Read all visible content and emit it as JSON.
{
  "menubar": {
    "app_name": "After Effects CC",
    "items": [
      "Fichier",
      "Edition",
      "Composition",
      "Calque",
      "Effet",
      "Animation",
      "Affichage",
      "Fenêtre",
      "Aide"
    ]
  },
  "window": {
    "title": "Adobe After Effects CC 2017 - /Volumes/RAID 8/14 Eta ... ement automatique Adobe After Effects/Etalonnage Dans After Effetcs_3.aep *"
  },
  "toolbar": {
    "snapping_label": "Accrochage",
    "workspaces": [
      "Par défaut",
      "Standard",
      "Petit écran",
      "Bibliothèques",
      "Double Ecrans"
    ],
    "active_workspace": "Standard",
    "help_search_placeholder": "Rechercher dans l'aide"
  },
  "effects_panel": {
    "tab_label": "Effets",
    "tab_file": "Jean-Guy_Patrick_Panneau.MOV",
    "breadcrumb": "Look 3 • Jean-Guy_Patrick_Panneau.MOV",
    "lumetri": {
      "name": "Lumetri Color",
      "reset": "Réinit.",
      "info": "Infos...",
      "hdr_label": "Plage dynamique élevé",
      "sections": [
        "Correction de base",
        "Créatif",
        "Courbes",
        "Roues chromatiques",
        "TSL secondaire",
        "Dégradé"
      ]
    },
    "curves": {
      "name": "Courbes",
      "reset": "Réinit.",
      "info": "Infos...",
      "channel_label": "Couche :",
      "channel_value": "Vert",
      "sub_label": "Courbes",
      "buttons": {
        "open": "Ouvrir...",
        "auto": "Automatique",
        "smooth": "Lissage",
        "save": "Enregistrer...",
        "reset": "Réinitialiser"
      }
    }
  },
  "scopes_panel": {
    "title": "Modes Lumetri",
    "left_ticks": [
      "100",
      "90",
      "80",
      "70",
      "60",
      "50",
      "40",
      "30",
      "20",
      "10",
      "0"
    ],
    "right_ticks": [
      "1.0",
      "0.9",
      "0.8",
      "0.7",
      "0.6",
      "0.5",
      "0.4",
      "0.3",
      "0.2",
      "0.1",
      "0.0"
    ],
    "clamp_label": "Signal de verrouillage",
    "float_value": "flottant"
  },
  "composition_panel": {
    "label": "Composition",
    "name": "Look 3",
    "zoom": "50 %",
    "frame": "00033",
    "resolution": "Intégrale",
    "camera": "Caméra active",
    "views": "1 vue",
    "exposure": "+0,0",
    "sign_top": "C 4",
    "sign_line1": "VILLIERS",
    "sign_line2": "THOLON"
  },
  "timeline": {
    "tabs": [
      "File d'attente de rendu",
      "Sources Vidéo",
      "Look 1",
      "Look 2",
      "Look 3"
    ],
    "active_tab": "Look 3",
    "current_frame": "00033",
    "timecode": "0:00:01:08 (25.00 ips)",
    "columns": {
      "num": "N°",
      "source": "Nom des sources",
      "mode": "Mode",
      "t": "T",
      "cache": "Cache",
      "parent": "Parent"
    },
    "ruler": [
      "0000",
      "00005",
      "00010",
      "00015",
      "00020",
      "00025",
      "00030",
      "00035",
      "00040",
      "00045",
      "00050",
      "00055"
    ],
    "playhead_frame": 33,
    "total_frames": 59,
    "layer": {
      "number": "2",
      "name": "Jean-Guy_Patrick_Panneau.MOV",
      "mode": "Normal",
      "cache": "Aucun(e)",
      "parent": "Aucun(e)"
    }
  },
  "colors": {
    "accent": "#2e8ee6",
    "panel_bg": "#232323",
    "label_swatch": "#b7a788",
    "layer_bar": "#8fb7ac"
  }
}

━━━━━━━━━━

__YOUR GOAL__: From the entries above, list each line with "title" in it.

__THE COMPLETED TASK__:
    "title": "Adobe After Effects CC 2017 - /Volumes/RAID 8/14 Eta ... ement automatique Adobe After Effects/Etalonnage Dans After Effetcs_3.aep *"
    "title": "Modes Lumetri",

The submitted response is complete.